Work instructions: Reproduce every line in the listing that contains the word "Note".

Entries supplied:
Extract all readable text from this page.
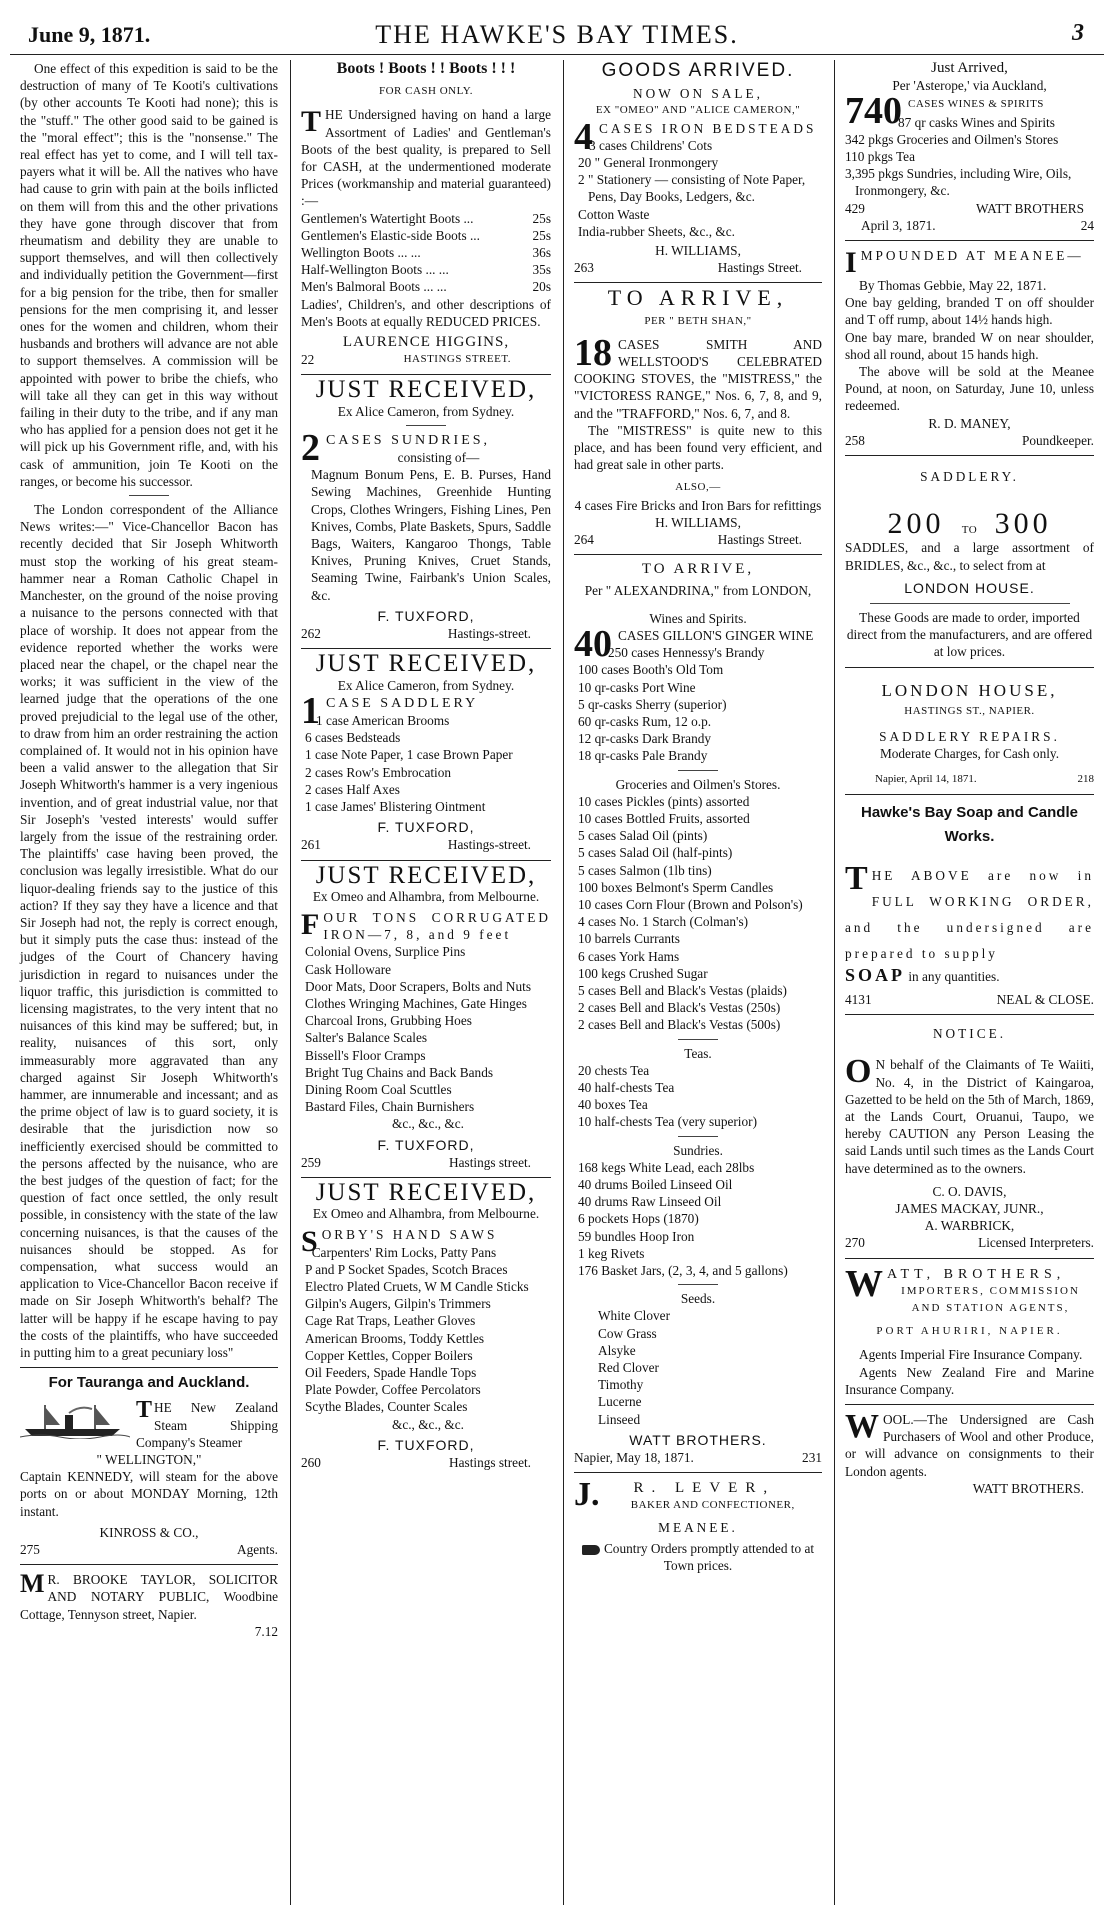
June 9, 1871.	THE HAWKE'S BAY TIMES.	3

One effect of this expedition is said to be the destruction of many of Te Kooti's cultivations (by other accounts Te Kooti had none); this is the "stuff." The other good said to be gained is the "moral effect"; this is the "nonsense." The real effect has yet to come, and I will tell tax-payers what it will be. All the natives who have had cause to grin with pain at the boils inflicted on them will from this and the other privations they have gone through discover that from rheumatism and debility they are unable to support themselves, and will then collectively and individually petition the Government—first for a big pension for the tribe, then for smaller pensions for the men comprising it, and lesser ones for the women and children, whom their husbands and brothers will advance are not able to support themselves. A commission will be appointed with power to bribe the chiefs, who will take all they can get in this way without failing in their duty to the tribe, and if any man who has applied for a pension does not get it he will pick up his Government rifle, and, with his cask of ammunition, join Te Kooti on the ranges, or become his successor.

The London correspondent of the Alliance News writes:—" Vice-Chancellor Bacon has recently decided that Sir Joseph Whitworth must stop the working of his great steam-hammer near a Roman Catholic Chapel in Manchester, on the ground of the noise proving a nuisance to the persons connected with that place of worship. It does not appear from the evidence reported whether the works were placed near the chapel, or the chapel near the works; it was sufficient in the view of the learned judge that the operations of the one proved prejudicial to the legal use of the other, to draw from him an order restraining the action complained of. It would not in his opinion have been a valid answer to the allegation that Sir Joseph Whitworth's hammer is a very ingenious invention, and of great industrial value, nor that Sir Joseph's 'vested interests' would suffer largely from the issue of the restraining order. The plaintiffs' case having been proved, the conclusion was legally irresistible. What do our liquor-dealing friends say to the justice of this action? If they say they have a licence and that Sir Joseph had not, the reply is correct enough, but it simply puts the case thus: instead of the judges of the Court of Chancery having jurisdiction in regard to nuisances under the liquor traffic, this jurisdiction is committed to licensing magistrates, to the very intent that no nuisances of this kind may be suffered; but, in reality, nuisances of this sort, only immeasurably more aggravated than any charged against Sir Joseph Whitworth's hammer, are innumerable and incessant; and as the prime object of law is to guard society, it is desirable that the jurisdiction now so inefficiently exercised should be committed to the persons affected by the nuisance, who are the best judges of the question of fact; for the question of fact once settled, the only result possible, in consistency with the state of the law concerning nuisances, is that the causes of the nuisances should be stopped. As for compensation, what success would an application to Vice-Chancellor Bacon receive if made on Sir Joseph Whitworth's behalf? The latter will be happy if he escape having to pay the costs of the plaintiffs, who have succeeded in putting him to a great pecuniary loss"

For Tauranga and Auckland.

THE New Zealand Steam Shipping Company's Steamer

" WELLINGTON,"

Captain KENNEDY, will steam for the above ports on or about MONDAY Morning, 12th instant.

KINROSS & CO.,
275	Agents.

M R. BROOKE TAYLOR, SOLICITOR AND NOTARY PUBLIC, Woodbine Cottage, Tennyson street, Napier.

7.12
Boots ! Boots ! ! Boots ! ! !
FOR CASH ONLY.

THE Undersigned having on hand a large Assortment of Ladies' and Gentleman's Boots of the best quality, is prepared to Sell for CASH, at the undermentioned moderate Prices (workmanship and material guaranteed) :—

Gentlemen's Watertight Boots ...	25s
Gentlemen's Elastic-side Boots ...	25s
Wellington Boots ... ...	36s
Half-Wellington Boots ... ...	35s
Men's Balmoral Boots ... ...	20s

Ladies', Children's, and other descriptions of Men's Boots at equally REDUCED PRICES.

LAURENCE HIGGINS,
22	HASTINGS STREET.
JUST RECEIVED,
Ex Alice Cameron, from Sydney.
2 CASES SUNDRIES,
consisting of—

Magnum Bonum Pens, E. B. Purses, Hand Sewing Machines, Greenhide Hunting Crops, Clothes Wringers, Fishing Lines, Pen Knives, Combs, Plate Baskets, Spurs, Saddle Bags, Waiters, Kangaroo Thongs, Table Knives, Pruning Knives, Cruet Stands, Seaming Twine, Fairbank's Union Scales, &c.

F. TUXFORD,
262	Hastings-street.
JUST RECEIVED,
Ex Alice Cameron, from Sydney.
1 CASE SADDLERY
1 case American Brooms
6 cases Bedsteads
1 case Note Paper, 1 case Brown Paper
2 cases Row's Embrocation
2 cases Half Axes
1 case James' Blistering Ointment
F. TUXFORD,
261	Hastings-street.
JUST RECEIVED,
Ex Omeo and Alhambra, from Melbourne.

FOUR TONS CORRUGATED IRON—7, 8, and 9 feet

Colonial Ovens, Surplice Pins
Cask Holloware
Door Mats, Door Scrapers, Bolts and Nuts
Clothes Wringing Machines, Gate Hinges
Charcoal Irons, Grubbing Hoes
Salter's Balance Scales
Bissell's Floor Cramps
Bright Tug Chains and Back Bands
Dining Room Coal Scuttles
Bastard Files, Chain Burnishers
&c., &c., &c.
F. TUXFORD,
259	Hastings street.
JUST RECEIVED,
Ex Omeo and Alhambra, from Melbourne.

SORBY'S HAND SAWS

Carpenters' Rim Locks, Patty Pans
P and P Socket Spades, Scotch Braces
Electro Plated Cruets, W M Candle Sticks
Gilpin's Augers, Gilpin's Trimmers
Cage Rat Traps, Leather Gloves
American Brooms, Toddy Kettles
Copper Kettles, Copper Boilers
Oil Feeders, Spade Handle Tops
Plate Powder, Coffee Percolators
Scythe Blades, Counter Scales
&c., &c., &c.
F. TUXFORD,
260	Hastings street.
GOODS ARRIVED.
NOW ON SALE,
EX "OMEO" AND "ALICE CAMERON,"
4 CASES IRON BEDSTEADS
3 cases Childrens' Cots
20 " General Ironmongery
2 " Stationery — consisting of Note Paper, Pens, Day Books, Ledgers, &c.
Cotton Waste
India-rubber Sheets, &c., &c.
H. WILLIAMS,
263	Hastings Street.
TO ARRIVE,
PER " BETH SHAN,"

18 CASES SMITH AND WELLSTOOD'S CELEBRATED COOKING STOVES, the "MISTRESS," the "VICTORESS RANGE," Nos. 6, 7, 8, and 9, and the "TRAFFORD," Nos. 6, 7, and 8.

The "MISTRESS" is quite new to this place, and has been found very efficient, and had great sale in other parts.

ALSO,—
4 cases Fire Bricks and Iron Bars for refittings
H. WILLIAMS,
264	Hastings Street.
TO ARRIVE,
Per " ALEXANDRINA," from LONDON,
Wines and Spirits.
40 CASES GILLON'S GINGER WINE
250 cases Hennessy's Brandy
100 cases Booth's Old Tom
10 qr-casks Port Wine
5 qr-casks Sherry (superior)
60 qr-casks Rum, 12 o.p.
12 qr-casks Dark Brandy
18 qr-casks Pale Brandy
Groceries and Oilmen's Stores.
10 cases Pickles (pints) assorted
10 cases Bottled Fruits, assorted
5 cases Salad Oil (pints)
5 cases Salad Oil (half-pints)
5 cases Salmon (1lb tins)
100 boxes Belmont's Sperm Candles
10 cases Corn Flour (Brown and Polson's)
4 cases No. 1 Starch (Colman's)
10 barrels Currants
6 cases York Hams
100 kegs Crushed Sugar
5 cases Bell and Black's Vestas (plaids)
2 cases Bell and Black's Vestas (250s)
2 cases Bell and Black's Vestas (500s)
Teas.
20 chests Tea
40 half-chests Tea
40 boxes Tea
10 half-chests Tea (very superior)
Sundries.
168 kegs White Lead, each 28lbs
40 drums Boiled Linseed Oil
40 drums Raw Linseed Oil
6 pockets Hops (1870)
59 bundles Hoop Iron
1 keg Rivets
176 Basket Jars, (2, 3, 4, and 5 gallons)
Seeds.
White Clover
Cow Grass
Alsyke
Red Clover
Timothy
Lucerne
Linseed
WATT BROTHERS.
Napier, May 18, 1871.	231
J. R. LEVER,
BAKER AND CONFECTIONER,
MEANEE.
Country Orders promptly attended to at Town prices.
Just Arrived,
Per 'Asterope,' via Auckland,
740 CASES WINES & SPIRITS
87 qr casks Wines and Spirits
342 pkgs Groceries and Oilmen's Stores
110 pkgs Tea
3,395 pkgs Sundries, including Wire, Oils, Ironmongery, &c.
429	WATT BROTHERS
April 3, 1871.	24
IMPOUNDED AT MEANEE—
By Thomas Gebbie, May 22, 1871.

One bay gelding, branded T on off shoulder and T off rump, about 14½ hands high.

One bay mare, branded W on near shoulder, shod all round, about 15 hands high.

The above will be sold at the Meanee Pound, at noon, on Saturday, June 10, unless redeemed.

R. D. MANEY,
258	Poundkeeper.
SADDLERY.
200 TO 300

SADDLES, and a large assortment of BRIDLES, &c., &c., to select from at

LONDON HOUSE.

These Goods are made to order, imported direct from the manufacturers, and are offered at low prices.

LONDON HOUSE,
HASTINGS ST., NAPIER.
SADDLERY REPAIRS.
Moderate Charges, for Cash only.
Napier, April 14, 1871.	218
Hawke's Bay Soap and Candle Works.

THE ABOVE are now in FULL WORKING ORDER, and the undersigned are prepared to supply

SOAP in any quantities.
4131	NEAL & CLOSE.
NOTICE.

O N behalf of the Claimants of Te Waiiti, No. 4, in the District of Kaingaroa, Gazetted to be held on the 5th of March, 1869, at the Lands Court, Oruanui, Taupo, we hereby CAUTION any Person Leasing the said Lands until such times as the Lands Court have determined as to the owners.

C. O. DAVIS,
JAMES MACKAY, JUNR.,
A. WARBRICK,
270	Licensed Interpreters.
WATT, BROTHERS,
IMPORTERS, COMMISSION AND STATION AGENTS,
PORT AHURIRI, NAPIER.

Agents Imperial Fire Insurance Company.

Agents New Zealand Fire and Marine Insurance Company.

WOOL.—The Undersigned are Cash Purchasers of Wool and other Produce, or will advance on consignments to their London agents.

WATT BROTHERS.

---

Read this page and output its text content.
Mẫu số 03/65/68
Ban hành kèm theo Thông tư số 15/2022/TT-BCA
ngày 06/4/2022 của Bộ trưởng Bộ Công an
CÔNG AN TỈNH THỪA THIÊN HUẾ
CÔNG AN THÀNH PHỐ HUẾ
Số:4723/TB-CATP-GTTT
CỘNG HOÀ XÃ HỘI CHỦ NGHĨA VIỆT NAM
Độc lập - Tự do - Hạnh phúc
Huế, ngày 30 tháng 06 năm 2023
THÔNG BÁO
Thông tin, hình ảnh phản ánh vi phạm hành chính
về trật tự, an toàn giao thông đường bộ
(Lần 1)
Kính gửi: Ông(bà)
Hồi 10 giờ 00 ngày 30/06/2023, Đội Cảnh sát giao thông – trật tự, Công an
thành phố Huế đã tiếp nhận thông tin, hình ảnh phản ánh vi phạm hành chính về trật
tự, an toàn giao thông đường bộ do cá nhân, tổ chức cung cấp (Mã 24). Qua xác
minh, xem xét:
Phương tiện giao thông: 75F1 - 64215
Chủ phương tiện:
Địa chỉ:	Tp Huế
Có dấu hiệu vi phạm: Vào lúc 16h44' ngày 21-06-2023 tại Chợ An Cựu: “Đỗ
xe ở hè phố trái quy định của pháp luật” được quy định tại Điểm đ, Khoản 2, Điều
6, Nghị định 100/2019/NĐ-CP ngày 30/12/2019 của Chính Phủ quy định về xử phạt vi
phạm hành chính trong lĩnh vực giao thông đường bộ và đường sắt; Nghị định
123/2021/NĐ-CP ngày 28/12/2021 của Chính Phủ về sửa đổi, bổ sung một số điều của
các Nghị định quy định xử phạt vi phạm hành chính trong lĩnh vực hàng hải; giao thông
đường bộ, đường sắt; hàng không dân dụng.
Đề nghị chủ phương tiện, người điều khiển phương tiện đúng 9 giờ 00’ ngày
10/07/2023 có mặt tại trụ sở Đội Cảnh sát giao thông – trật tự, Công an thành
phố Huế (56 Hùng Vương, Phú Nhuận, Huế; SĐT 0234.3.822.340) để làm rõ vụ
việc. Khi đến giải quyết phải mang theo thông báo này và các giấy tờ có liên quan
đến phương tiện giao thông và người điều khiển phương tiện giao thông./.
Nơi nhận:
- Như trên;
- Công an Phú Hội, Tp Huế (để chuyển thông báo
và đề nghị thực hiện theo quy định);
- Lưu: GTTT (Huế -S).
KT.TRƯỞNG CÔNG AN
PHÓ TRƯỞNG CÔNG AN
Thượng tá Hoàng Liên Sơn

Exercise output:
1 case Note Paper, 1 case Brown Paper
2 " Stationery — consisting of Note Paper, Pens, Day Books, Ledgers, &c.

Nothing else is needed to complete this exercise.